TASK DETAILS » Gather all lines with the word "structured" in them.

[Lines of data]
____

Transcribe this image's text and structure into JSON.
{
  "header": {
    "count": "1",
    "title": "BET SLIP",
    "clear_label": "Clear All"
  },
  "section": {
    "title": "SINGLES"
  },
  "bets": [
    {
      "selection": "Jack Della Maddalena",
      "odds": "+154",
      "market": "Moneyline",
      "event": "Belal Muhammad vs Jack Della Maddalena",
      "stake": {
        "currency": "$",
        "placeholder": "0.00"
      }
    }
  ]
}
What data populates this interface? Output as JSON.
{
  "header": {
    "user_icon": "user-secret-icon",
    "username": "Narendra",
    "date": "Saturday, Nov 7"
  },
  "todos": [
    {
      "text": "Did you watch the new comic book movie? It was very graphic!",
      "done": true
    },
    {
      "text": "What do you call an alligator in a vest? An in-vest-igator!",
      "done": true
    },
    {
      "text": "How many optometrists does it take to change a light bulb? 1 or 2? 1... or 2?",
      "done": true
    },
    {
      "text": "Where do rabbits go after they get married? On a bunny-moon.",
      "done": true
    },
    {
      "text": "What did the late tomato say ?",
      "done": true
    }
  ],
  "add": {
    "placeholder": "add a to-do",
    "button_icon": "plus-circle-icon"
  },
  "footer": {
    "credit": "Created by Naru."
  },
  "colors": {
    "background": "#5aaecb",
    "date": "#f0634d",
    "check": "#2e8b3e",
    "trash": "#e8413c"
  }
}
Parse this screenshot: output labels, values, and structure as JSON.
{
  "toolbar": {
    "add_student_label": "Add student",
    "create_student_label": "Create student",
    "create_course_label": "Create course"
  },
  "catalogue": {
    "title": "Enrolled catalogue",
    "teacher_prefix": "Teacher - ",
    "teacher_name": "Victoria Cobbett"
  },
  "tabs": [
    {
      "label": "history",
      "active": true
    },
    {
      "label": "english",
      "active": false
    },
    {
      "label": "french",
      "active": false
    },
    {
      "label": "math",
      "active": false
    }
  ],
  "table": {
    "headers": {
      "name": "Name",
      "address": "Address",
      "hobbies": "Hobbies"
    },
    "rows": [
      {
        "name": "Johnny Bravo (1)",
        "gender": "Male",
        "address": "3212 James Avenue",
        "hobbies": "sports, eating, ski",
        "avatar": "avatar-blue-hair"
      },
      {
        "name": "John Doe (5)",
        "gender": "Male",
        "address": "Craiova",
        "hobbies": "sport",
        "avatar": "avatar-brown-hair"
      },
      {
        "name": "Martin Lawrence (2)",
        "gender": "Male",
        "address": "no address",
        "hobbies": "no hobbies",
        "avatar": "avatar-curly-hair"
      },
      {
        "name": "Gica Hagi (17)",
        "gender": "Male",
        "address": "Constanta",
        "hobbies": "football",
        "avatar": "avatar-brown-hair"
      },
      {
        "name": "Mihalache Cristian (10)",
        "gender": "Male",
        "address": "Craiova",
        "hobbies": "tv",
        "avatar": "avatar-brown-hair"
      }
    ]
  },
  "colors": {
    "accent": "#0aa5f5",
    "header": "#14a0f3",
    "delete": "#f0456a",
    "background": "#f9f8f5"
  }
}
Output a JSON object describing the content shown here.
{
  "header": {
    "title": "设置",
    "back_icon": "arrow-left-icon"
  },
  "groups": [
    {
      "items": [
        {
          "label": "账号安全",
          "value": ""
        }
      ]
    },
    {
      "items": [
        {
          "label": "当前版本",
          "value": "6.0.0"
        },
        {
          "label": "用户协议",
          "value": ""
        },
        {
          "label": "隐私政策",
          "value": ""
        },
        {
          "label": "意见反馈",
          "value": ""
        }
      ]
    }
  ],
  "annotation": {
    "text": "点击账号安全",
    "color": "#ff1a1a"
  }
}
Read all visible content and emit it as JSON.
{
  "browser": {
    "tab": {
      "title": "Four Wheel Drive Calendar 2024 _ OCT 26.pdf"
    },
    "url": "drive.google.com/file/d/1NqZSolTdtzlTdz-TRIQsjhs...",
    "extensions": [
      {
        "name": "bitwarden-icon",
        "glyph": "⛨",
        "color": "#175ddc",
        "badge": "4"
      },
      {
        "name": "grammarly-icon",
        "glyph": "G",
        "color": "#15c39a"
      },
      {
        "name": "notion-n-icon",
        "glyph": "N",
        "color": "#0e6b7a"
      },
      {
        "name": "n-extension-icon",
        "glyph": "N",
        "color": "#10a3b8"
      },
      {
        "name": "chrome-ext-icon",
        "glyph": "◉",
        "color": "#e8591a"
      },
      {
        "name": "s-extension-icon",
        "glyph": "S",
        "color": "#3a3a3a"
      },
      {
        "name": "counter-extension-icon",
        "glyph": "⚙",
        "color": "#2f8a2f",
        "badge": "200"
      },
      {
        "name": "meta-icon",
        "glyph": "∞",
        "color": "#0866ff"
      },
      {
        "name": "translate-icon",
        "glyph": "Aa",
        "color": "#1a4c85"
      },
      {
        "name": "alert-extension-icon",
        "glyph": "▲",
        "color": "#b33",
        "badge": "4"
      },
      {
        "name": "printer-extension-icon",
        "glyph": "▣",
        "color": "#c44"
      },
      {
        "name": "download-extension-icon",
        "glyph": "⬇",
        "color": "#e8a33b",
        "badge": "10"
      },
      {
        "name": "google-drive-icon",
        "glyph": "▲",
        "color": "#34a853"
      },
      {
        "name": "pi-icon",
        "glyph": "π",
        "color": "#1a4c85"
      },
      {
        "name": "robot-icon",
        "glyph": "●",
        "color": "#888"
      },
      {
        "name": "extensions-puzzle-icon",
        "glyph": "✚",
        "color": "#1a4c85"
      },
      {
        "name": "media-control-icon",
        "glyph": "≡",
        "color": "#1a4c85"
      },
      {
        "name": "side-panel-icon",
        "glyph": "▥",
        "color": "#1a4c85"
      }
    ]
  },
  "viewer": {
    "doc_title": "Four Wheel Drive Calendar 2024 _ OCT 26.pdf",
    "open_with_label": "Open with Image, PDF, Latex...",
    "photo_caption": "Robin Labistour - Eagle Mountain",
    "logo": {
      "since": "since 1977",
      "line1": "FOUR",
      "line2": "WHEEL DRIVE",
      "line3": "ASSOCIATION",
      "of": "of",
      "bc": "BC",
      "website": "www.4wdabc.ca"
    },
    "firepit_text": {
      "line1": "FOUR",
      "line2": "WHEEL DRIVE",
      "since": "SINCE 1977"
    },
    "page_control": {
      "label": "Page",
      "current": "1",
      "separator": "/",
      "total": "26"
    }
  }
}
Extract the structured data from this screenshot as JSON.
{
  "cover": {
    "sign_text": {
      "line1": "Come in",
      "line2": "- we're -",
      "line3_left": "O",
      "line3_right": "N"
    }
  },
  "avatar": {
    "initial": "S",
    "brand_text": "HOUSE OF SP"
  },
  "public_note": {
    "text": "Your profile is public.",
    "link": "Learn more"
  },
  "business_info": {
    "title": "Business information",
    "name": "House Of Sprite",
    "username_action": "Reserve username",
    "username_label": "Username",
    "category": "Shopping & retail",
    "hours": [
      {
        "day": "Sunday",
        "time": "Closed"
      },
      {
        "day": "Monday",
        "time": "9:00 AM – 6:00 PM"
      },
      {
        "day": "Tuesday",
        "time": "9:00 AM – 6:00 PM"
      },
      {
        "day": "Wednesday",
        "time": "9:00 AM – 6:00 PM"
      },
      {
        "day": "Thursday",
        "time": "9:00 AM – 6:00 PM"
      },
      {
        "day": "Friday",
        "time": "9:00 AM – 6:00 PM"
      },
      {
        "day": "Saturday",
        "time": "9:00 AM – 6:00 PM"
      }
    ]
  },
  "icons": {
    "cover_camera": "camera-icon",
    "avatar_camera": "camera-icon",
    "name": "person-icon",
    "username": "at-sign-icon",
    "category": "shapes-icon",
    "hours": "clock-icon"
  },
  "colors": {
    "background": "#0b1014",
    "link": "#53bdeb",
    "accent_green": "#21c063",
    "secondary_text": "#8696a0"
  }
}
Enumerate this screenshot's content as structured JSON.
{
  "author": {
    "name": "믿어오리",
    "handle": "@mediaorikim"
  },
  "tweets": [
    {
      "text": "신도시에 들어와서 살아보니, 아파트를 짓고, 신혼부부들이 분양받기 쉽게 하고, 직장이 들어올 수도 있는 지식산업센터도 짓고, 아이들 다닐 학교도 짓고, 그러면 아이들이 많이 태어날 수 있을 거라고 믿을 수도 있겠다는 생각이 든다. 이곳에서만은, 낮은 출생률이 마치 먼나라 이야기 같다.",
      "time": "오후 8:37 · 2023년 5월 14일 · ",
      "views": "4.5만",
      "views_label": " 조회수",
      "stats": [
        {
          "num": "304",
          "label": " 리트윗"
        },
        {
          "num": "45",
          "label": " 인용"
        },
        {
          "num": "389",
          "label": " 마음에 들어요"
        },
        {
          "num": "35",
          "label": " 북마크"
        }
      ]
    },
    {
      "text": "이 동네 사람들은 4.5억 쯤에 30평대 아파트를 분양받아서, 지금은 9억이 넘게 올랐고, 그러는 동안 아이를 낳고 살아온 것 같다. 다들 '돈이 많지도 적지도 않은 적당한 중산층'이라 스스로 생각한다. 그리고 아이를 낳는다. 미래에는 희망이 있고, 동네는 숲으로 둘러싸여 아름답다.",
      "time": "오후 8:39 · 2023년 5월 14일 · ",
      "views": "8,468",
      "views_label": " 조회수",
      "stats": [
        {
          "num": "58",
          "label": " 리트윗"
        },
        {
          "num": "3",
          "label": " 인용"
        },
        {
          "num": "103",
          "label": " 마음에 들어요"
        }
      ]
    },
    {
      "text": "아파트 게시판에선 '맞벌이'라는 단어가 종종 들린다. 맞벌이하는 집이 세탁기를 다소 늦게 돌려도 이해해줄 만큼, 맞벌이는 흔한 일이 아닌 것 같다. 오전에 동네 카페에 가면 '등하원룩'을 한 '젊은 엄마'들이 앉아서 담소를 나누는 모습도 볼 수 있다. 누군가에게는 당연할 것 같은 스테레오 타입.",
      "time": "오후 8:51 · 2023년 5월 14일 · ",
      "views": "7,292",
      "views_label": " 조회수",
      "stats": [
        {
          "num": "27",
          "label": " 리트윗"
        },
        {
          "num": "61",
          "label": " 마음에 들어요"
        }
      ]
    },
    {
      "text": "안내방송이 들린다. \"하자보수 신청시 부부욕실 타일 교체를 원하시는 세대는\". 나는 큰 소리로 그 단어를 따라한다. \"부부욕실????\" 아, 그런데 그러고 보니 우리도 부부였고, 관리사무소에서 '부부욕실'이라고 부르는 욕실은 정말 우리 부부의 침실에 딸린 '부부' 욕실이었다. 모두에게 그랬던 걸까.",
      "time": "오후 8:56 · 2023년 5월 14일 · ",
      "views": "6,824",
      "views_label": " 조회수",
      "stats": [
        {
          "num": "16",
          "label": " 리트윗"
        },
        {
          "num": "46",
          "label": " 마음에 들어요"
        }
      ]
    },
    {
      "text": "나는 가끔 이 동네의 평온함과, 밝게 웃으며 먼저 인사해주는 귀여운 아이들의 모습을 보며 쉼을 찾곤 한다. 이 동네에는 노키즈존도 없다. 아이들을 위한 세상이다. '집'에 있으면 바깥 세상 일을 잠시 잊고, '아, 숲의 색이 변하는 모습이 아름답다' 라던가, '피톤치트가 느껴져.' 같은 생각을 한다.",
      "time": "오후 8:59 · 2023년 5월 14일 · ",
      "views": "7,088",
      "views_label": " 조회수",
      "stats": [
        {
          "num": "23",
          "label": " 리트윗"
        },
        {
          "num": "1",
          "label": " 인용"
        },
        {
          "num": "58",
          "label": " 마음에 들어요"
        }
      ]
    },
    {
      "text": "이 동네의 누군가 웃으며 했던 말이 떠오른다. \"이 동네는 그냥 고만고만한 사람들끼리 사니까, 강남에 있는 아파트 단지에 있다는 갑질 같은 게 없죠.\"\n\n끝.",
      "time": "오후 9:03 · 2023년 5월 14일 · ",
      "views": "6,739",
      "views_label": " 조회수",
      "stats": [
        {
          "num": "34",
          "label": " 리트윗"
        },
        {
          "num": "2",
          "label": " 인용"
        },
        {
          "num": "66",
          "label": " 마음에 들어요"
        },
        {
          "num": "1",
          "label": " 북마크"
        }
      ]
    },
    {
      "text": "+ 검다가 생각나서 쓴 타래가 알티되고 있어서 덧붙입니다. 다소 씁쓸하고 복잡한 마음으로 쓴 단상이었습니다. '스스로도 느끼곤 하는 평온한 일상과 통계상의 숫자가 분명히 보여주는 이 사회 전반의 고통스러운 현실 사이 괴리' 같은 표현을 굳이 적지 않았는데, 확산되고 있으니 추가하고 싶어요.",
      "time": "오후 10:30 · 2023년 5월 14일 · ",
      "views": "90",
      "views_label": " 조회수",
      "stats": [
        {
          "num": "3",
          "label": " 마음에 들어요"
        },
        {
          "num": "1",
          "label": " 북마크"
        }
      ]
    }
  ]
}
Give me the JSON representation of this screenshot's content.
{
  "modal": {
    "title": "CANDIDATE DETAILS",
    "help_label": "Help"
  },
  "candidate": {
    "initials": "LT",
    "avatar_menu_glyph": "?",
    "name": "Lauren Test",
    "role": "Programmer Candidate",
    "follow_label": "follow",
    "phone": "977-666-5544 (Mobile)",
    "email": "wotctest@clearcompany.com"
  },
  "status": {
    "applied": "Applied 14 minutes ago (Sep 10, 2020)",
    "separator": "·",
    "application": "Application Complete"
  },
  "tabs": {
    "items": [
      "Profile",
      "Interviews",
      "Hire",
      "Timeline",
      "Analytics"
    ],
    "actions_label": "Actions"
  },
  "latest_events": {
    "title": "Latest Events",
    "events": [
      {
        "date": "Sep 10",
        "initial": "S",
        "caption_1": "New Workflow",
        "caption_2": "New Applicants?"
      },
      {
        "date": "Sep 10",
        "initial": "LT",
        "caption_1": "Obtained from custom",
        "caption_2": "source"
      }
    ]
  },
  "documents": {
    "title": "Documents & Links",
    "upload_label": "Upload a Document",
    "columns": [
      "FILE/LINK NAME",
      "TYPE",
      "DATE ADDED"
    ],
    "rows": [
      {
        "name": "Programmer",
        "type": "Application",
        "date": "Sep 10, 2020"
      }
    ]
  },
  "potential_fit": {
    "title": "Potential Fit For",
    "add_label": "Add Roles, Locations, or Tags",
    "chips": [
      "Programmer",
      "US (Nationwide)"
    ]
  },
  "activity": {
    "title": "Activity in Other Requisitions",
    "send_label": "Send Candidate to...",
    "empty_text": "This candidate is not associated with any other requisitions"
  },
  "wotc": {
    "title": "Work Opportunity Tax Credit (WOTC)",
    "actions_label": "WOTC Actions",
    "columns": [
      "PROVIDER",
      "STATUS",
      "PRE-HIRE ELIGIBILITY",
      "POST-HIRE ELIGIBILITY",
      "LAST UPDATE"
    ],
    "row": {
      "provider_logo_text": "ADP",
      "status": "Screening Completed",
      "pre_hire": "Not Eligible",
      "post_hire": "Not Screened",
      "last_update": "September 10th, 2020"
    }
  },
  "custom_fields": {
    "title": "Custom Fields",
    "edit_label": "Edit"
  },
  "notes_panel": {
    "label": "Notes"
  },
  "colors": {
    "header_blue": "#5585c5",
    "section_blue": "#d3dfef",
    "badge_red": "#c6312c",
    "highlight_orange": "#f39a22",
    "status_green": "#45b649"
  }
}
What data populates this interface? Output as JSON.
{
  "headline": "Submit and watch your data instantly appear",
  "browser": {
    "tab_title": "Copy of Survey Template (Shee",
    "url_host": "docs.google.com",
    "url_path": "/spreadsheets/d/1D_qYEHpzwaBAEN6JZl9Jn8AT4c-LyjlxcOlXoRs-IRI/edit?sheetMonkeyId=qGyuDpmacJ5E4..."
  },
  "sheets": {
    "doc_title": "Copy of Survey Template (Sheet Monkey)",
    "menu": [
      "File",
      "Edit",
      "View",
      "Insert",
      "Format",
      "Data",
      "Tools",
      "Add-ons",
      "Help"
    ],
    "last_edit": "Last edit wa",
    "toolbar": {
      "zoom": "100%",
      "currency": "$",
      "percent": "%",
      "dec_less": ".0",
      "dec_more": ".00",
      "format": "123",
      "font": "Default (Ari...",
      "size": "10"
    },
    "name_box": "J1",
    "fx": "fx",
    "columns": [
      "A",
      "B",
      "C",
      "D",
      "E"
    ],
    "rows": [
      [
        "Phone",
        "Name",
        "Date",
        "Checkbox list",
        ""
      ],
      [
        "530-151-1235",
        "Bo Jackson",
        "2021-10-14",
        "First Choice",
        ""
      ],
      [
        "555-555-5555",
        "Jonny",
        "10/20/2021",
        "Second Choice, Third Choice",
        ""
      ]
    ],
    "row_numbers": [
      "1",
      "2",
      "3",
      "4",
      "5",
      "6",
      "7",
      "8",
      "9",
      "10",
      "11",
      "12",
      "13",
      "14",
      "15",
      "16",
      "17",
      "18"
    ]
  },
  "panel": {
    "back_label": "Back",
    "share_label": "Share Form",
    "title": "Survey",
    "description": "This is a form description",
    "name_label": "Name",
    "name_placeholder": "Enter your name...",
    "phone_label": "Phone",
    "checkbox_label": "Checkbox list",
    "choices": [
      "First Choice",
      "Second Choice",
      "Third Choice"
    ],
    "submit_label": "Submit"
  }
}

____

EXERCISE ANSWER »
Extract the structured data from this screenshot as JSON.
Enumerate this screenshot's content as structured JSON.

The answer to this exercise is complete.